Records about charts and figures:
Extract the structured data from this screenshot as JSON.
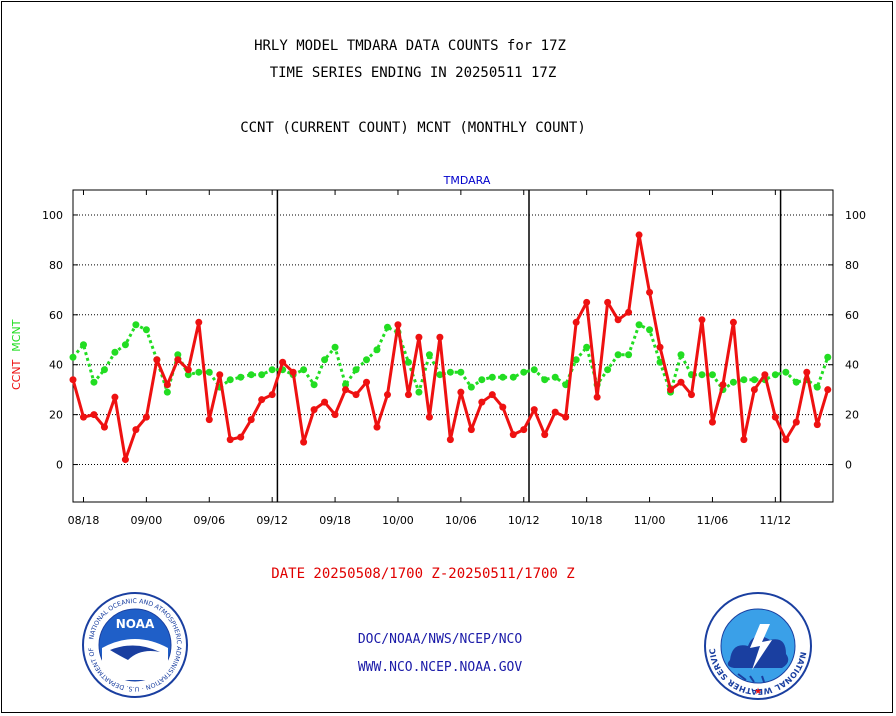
{
  "titles": {
    "line1": "HRLY MODEL TMDARA DATA COUNTS for 17Z",
    "line2": "TIME SERIES ENDING IN 20250511 17Z",
    "line3": "CCNT (CURRENT COUNT) MCNT (MONTHLY COUNT)"
  },
  "footer": {
    "date_range": "DATE 20250508/1700 Z-20250511/1700 Z",
    "org": "DOC/NOAA/NWS/NCEP/NCO",
    "url": "WWW.NCO.NCEP.NOAA.GOV"
  },
  "logos": {
    "noaa": {
      "center_text": "NOAA",
      "ring_text": "NATIONAL OCEANIC AND ATMOSPHERIC ADMINISTRATION · U.S. DEPARTMENT OF COMMERCE"
    },
    "nws": {
      "ring_text": "NATIONAL WEATHER SERVICE"
    }
  },
  "colors": {
    "ccnt": "#ee1111",
    "mcnt": "#22dd22",
    "chart_title": "#0000cc",
    "footer_date": "#e00000",
    "footer_links": "#1a1aa8"
  },
  "chart_data": {
    "type": "line",
    "title": "TMDARA",
    "ylabel_left": [
      {
        "text": "CCNT",
        "color": "#ee1111"
      },
      {
        "text": "MCNT",
        "color": "#22dd22"
      }
    ],
    "ylim": [
      -15,
      110
    ],
    "yticks": [
      0,
      20,
      40,
      60,
      80,
      100
    ],
    "xlim": [
      0,
      72.5
    ],
    "xticks": [
      {
        "x": 1,
        "label": "08/18"
      },
      {
        "x": 7,
        "label": "09/00"
      },
      {
        "x": 13,
        "label": "09/06"
      },
      {
        "x": 19,
        "label": "09/12"
      },
      {
        "x": 25,
        "label": "09/18"
      },
      {
        "x": 31,
        "label": "10/00"
      },
      {
        "x": 37,
        "label": "10/06"
      },
      {
        "x": 43,
        "label": "10/12"
      },
      {
        "x": 49,
        "label": "10/18"
      },
      {
        "x": 55,
        "label": "11/00"
      },
      {
        "x": 61,
        "label": "11/06"
      },
      {
        "x": 67,
        "label": "11/12"
      }
    ],
    "day_dividers": [
      19.5,
      43.5,
      67.5
    ],
    "grid": true,
    "series": [
      {
        "name": "CCNT",
        "color": "#ee1111",
        "values": [
          34,
          19,
          20,
          15,
          27,
          2,
          14,
          19,
          42,
          32,
          42,
          38,
          57,
          18,
          36,
          10,
          11,
          18,
          26,
          28,
          41,
          37,
          9,
          22,
          25,
          20,
          30,
          28,
          33,
          15,
          28,
          56,
          28,
          51,
          19,
          51,
          10,
          29,
          14,
          25,
          28,
          23,
          12,
          14,
          22,
          12,
          21,
          19,
          57,
          65,
          27,
          65,
          58,
          61,
          92,
          69,
          47,
          30,
          33,
          28,
          58,
          17,
          32,
          57,
          10,
          30,
          36,
          19,
          10,
          17,
          37,
          16,
          30
        ]
      },
      {
        "name": "MCNT",
        "color": "#22dd22",
        "values": [
          43,
          48,
          33,
          38,
          45,
          48,
          56,
          54,
          42,
          29,
          44,
          36,
          37,
          37,
          31,
          34,
          35,
          36,
          36,
          38,
          38,
          36,
          38,
          32,
          42,
          47,
          32,
          38,
          42,
          46,
          55,
          53,
          41,
          29,
          44,
          36,
          37,
          37,
          31,
          34,
          35,
          35,
          35,
          37,
          38,
          34,
          35,
          32,
          42,
          47,
          32,
          38,
          44,
          44,
          56,
          54,
          41,
          29,
          44,
          36,
          36,
          36,
          30,
          33,
          34,
          34,
          34,
          36,
          37,
          33,
          34,
          31,
          43
        ]
      }
    ]
  }
}
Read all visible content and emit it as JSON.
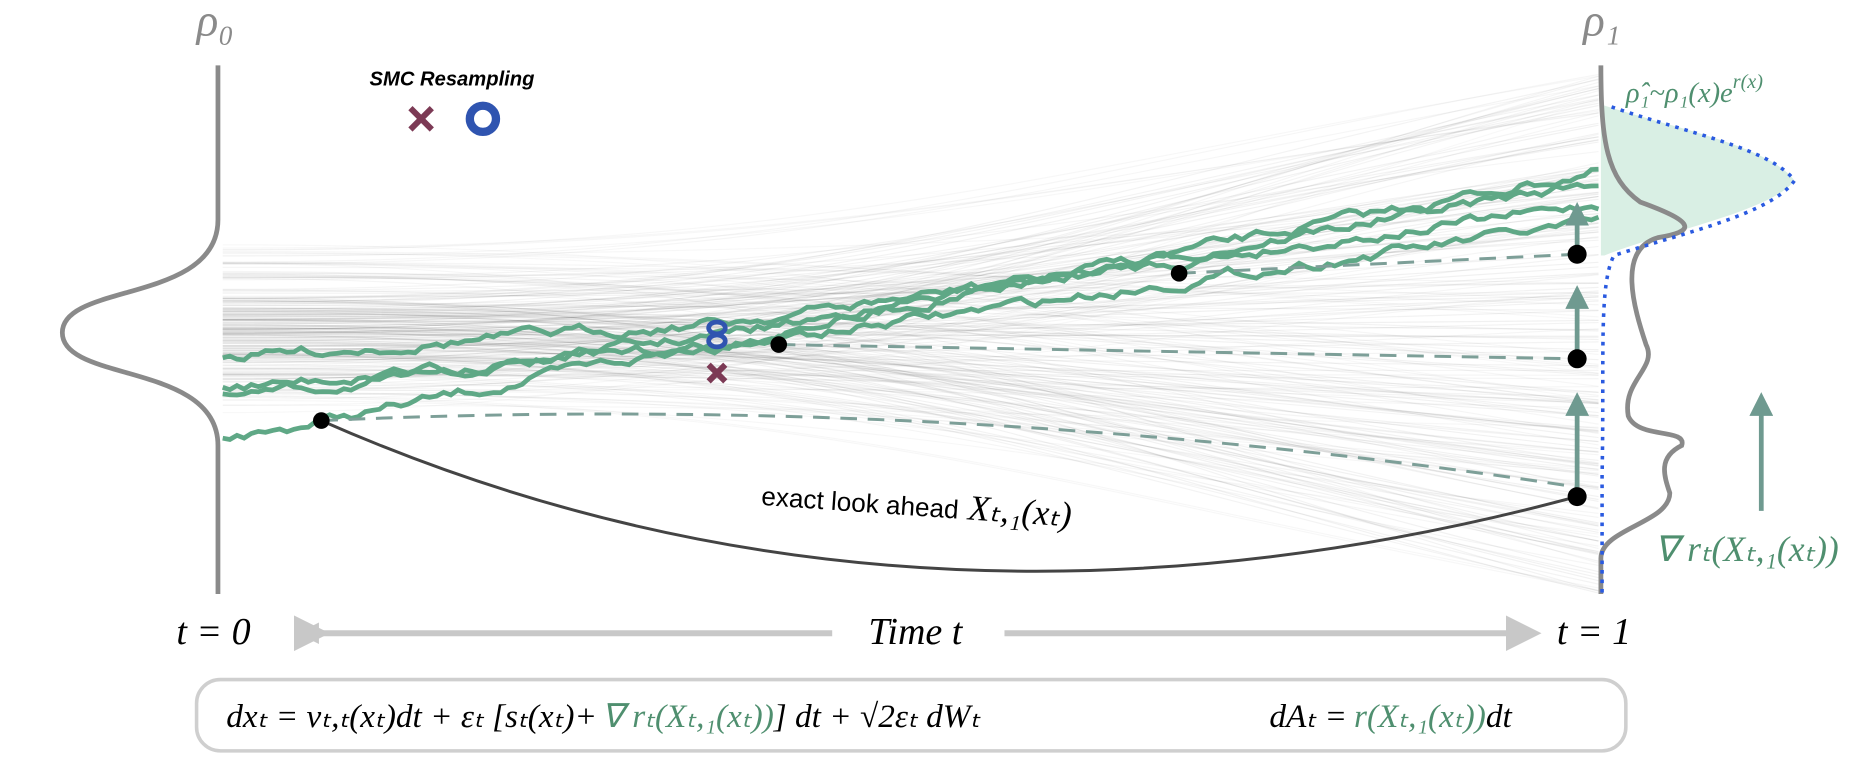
{
  "labels": {
    "rho0": "ρ₀",
    "rho1": "ρ₁",
    "smc": "SMC Resampling",
    "tilted": "ρ̂₁~ρ₁(x)e",
    "tilted_exp": "r(x)",
    "lookahead_text": "exact look ahead",
    "lookahead_math": "Xₜ,₁(xₜ)",
    "grad": "∇ rₜ(Xₜ,₁(xₜ))",
    "t0": "t = 0",
    "time": "Time t",
    "t1": "t = 1"
  },
  "equation": {
    "sde_part1": "dxₜ = vₜ,ₜ(xₜ)dt + εₜ [sₜ(xₜ)+",
    "sde_grad": "∇ rₜ(Xₜ,₁(xₜ))",
    "sde_part2": "] dt + √2εₜ dWₜ",
    "weight_part1": "dAₜ =",
    "weight_green": "r(Xₜ,₁(xₜ))",
    "weight_part2": "dt"
  }
}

AIM OF THE TASK:
Repeat all of the records verbatim, leaving out the pictures.

FULL RESPONSE:
Extract the structured data from this screenshot as JSON.
{
  "titles": {
    "line1": "HRLY MODEL TMDARA DATA COUNTS for 17Z",
    "line2": "TIME SERIES ENDING IN 20250511 17Z",
    "line3": "CCNT (CURRENT COUNT) MCNT (MONTHLY COUNT)"
  },
  "footer": {
    "date_range": "DATE 20250508/1700 Z-20250511/1700 Z",
    "org": "DOC/NOAA/NWS/NCEP/NCO",
    "url": "WWW.NCO.NCEP.NOAA.GOV"
  },
  "logos": {
    "noaa": {
      "center_text": "NOAA",
      "ring_text": "NATIONAL OCEANIC AND ATMOSPHERIC ADMINISTRATION · U.S. DEPARTMENT OF COMMERCE"
    },
    "nws": {
      "ring_text": "NATIONAL WEATHER SERVICE"
    }
  },
  "colors": {
    "ccnt": "#ee1111",
    "mcnt": "#22dd22",
    "chart_title": "#0000cc",
    "footer_date": "#e00000",
    "footer_links": "#1a1aa8"
  },
  "chart_data": {
    "type": "line",
    "title": "TMDARA",
    "ylabel_left": [
      {
        "text": "CCNT",
        "color": "#ee1111"
      },
      {
        "text": "MCNT",
        "color": "#22dd22"
      }
    ],
    "ylim": [
      -15,
      110
    ],
    "yticks": [
      0,
      20,
      40,
      60,
      80,
      100
    ],
    "xlim": [
      0,
      72.5
    ],
    "xticks": [
      {
        "x": 1,
        "label": "08/18"
      },
      {
        "x": 7,
        "label": "09/00"
      },
      {
        "x": 13,
        "label": "09/06"
      },
      {
        "x": 19,
        "label": "09/12"
      },
      {
        "x": 25,
        "label": "09/18"
      },
      {
        "x": 31,
        "label": "10/00"
      },
      {
        "x": 37,
        "label": "10/06"
      },
      {
        "x": 43,
        "label": "10/12"
      },
      {
        "x": 49,
        "label": "10/18"
      },
      {
        "x": 55,
        "label": "11/00"
      },
      {
        "x": 61,
        "label": "11/06"
      },
      {
        "x": 67,
        "label": "11/12"
      }
    ],
    "day_dividers": [
      19.5,
      43.5,
      67.5
    ],
    "grid": true,
    "series": [
      {
        "name": "CCNT",
        "color": "#ee1111",
        "values": [
          34,
          19,
          20,
          15,
          27,
          2,
          14,
          19,
          42,
          32,
          42,
          38,
          57,
          18,
          36,
          10,
          11,
          18,
          26,
          28,
          41,
          37,
          9,
          22,
          25,
          20,
          30,
          28,
          33,
          15,
          28,
          56,
          28,
          51,
          19,
          51,
          10,
          29,
          14,
          25,
          28,
          23,
          12,
          14,
          22,
          12,
          21,
          19,
          57,
          65,
          27,
          65,
          58,
          61,
          92,
          69,
          47,
          30,
          33,
          28,
          58,
          17,
          32,
          57,
          10,
          30,
          36,
          19,
          10,
          17,
          37,
          16,
          30
        ]
      },
      {
        "name": "MCNT",
        "color": "#22dd22",
        "values": [
          43,
          48,
          33,
          38,
          45,
          48,
          56,
          54,
          42,
          29,
          44,
          36,
          37,
          37,
          31,
          34,
          35,
          36,
          36,
          38,
          38,
          36,
          38,
          32,
          42,
          47,
          32,
          38,
          42,
          46,
          55,
          53,
          41,
          29,
          44,
          36,
          37,
          37,
          31,
          34,
          35,
          35,
          35,
          37,
          38,
          34,
          35,
          32,
          42,
          47,
          32,
          38,
          44,
          44,
          56,
          54,
          41,
          29,
          44,
          36,
          36,
          36,
          30,
          33,
          34,
          34,
          34,
          36,
          37,
          33,
          34,
          31,
          43
        ]
      }
    ]
  }
}
Read all visible content and emit it as JSON.
{
  "labels": {
    "rho0": "ρ₀",
    "rho1": "ρ₁",
    "smc": "SMC Resampling",
    "tilted": "ρ̂₁~ρ₁(x)e",
    "tilted_exp": "r(x)",
    "lookahead_text": "exact look ahead",
    "lookahead_math": "Xₜ,₁(xₜ)",
    "grad": "∇ rₜ(Xₜ,₁(xₜ))",
    "t0": "t = 0",
    "time": "Time t",
    "t1": "t = 1"
  },
  "equation": {
    "sde_part1": "dxₜ = vₜ,ₜ(xₜ)dt + εₜ [sₜ(xₜ)+",
    "sde_grad": "∇ rₜ(Xₜ,₁(xₜ))",
    "sde_part2": "] dt + √2εₜ dWₜ",
    "weight_part1": "dAₜ =",
    "weight_green": "r(Xₜ,₁(xₜ))",
    "weight_part2": "dt"
  }
}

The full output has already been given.